#### What to work on
Please set down all the lines beneath this one exactly, without the pictures.

#### Task material
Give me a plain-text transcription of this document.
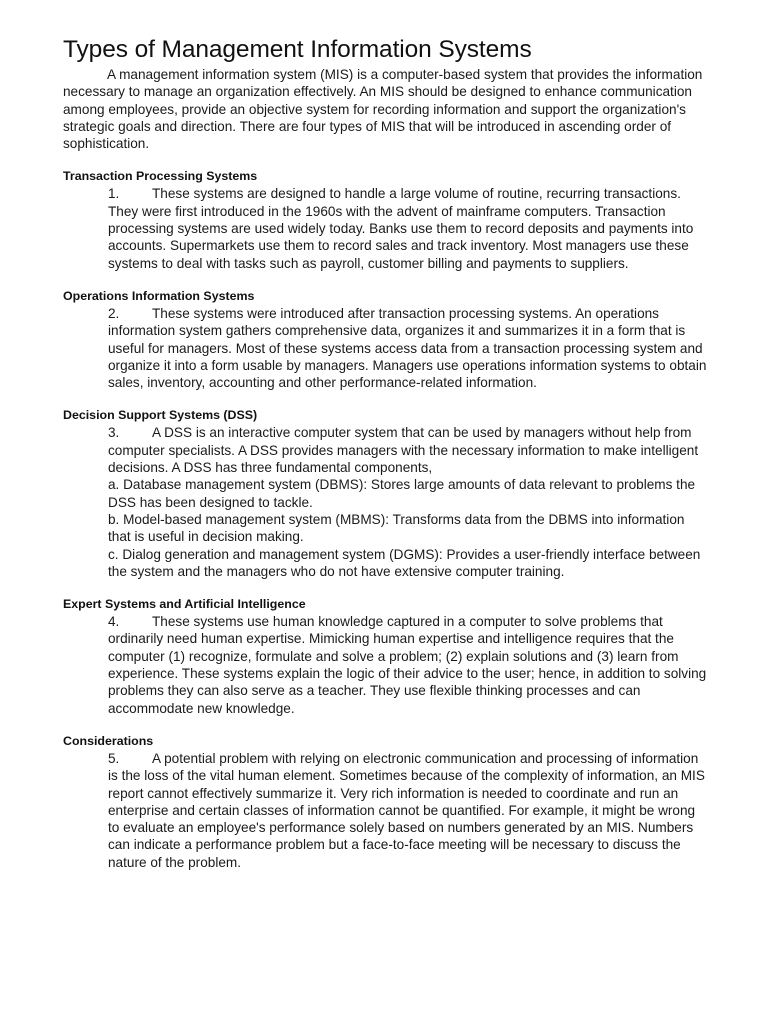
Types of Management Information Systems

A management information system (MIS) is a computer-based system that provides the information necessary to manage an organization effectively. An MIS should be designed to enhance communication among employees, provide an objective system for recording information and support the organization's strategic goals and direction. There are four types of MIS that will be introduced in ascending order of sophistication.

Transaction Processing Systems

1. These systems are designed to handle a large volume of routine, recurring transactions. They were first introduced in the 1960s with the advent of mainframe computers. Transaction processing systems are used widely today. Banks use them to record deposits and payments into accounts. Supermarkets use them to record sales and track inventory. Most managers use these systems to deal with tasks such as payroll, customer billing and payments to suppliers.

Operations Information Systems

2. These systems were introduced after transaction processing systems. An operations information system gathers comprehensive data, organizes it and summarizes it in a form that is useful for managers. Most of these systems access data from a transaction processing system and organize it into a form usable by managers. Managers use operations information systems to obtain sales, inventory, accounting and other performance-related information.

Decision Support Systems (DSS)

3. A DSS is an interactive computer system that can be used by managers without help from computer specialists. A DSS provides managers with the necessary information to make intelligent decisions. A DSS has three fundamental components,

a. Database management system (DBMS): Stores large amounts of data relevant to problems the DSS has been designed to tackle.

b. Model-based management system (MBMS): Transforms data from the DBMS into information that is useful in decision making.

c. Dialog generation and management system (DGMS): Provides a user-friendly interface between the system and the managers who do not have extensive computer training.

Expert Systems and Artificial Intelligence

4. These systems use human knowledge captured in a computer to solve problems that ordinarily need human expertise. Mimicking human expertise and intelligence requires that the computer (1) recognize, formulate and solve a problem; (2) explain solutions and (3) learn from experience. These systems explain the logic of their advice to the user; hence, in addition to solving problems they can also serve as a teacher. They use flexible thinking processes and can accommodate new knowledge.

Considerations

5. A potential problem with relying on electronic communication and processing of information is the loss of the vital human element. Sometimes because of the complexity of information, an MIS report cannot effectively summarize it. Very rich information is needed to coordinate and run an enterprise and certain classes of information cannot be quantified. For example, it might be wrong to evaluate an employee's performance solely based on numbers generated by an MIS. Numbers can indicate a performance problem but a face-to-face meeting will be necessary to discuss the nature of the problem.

#### Output
Give me a plain-text transcription of this document.
Types of Management Information Systems

A management information system (MIS) is a computer-based system that provides the information necessary to manage an organization effectively. An MIS should be designed to enhance communication among employees, provide an objective system for recording information and support the organization's strategic goals and direction. There are four types of MIS that will be introduced in ascending order of sophistication.

Transaction Processing Systems

1. These systems are designed to handle a large volume of routine, recurring transactions. They were first introduced in the 1960s with the advent of mainframe computers. Transaction processing systems are used widely today. Banks use them to record deposits and payments into accounts. Supermarkets use them to record sales and track inventory. Most managers use these systems to deal with tasks such as payroll, customer billing and payments to suppliers.

Operations Information Systems

2. These systems were introduced after transaction processing systems. An operations information system gathers comprehensive data, organizes it and summarizes it in a form that is useful for managers. Most of these systems access data from a transaction processing system and organize it into a form usable by managers. Managers use operations information systems to obtain sales, inventory, accounting and other performance-related information.

Decision Support Systems (DSS)

3. A DSS is an interactive computer system that can be used by managers without help from computer specialists. A DSS provides managers with the necessary information to make intelligent decisions. A DSS has three fundamental components,

a. Database management system (DBMS): Stores large amounts of data relevant to problems the DSS has been designed to tackle.

b. Model-based management system (MBMS): Transforms data from the DBMS into information that is useful in decision making.

c. Dialog generation and management system (DGMS): Provides a user-friendly interface between the system and the managers who do not have extensive computer training.

Expert Systems and Artificial Intelligence

4. These systems use human knowledge captured in a computer to solve problems that ordinarily need human expertise. Mimicking human expertise and intelligence requires that the computer (1) recognize, formulate and solve a problem; (2) explain solutions and (3) learn from experience. These systems explain the logic of their advice to the user; hence, in addition to solving problems they can also serve as a teacher. They use flexible thinking processes and can accommodate new knowledge.

Considerations

5. A potential problem with relying on electronic communication and processing of information is the loss of the vital human element. Sometimes because of the complexity of information, an MIS report cannot effectively summarize it. Very rich information is needed to coordinate and run an enterprise and certain classes of information cannot be quantified. For example, it might be wrong to evaluate an employee's performance solely based on numbers generated by an MIS. Numbers can indicate a performance problem but a face-to-face meeting will be necessary to discuss the nature of the problem.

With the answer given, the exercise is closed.